Figure record listings
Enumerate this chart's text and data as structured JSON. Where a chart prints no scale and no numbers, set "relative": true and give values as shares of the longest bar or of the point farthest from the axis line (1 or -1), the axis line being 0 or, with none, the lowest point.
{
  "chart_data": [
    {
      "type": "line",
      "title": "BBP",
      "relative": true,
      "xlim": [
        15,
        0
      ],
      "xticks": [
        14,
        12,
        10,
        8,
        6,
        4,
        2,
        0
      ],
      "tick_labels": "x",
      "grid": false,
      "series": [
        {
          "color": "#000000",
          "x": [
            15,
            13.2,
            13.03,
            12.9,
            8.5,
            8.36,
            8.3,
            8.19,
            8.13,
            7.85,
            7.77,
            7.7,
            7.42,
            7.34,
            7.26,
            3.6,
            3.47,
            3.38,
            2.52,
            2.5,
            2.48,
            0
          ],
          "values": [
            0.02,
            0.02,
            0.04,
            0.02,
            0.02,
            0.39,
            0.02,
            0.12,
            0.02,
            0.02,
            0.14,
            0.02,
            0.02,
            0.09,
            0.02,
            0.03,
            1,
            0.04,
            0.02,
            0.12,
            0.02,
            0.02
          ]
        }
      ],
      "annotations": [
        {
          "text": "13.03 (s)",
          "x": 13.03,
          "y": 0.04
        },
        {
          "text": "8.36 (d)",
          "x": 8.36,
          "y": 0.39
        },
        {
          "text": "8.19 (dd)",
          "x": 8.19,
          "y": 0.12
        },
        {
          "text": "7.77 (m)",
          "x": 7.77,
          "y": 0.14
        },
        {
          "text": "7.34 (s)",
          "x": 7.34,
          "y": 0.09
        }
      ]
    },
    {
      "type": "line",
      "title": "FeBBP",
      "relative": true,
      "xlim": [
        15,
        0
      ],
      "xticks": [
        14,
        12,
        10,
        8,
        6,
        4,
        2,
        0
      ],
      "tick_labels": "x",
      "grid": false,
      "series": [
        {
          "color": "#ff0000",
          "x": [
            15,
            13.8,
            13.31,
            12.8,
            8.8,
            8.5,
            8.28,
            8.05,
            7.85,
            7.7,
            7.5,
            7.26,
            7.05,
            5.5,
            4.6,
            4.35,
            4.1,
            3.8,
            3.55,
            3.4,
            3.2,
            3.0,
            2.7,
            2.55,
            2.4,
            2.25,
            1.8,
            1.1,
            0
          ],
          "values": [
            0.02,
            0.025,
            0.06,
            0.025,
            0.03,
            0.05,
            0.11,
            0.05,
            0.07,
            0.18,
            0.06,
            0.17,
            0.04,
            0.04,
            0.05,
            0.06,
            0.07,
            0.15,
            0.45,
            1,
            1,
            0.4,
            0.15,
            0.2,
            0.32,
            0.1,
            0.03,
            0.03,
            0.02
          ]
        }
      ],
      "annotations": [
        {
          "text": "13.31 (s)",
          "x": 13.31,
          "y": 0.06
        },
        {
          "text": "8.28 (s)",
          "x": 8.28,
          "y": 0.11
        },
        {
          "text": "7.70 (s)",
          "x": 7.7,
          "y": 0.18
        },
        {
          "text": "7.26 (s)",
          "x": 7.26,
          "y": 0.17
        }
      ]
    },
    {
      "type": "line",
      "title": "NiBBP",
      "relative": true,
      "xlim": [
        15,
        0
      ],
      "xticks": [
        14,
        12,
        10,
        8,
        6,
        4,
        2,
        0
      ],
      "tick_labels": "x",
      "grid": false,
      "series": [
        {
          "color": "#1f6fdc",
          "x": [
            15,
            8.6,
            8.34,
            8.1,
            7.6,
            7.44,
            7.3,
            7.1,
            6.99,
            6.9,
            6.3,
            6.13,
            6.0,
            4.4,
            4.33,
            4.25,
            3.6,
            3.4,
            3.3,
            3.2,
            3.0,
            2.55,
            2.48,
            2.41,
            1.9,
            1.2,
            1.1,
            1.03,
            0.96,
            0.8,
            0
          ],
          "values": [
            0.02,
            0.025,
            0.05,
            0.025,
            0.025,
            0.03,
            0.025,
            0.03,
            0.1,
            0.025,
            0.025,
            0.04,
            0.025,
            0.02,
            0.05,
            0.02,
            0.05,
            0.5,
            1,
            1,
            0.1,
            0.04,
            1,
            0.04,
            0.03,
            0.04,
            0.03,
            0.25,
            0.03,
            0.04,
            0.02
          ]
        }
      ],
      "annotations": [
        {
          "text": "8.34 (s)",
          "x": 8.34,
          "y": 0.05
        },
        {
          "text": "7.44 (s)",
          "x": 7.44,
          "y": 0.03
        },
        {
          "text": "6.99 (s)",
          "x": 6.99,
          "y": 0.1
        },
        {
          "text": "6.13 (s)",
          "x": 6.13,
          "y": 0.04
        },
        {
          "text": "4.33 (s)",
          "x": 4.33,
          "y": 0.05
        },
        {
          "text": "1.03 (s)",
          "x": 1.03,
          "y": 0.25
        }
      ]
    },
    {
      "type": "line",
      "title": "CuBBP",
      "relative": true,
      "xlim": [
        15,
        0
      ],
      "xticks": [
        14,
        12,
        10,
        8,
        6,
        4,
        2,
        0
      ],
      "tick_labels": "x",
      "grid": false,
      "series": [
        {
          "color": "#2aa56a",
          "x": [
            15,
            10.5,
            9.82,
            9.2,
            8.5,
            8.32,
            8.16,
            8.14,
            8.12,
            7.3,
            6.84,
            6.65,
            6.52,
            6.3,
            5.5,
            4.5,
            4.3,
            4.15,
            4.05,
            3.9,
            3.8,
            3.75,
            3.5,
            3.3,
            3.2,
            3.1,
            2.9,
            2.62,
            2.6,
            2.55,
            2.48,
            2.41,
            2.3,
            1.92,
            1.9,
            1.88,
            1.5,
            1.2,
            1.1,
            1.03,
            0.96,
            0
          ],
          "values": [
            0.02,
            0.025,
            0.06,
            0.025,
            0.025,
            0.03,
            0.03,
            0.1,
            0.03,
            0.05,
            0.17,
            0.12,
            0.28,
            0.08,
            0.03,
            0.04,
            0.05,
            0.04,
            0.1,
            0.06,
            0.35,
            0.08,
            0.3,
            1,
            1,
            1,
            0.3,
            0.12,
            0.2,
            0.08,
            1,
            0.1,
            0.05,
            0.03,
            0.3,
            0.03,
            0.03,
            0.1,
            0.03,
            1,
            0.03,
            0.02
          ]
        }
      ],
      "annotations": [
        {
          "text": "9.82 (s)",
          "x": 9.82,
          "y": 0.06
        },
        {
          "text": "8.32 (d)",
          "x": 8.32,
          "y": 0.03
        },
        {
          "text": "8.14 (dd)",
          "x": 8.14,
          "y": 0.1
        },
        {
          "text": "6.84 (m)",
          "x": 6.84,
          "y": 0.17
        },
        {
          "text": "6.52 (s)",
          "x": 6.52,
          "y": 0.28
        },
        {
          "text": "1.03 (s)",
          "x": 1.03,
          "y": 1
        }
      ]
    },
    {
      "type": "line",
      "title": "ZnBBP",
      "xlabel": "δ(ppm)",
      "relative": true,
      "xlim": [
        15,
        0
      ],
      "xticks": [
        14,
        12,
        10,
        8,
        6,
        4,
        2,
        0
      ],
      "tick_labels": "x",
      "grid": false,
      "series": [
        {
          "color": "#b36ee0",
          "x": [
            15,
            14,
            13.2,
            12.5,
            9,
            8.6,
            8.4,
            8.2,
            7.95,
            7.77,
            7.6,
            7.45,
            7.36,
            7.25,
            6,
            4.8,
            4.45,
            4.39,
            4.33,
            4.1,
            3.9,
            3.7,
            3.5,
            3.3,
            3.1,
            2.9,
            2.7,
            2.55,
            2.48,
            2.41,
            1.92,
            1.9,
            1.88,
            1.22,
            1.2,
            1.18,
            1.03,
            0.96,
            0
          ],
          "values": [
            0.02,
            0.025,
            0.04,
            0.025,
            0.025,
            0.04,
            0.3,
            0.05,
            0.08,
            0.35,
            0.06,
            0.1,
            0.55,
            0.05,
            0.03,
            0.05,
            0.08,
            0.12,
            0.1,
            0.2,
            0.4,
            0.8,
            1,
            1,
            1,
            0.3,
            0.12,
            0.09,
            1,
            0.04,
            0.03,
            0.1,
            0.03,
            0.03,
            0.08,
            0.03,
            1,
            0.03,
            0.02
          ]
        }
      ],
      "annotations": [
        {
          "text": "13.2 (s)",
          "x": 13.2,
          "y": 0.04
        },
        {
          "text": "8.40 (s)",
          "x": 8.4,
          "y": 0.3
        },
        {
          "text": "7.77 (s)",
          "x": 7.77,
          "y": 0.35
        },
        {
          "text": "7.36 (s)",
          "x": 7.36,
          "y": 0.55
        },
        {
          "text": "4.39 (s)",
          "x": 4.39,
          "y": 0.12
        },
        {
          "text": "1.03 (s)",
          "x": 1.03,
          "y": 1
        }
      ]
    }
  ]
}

■ **Task to carry out**
Return each line in the records that holds the string "color".

■ **Full solution**
          "color": "#000000",
          "color": "#ff0000",
          "color": "#1f6fdc",
          "color": "#2aa56a",
          "color": "#b36ee0",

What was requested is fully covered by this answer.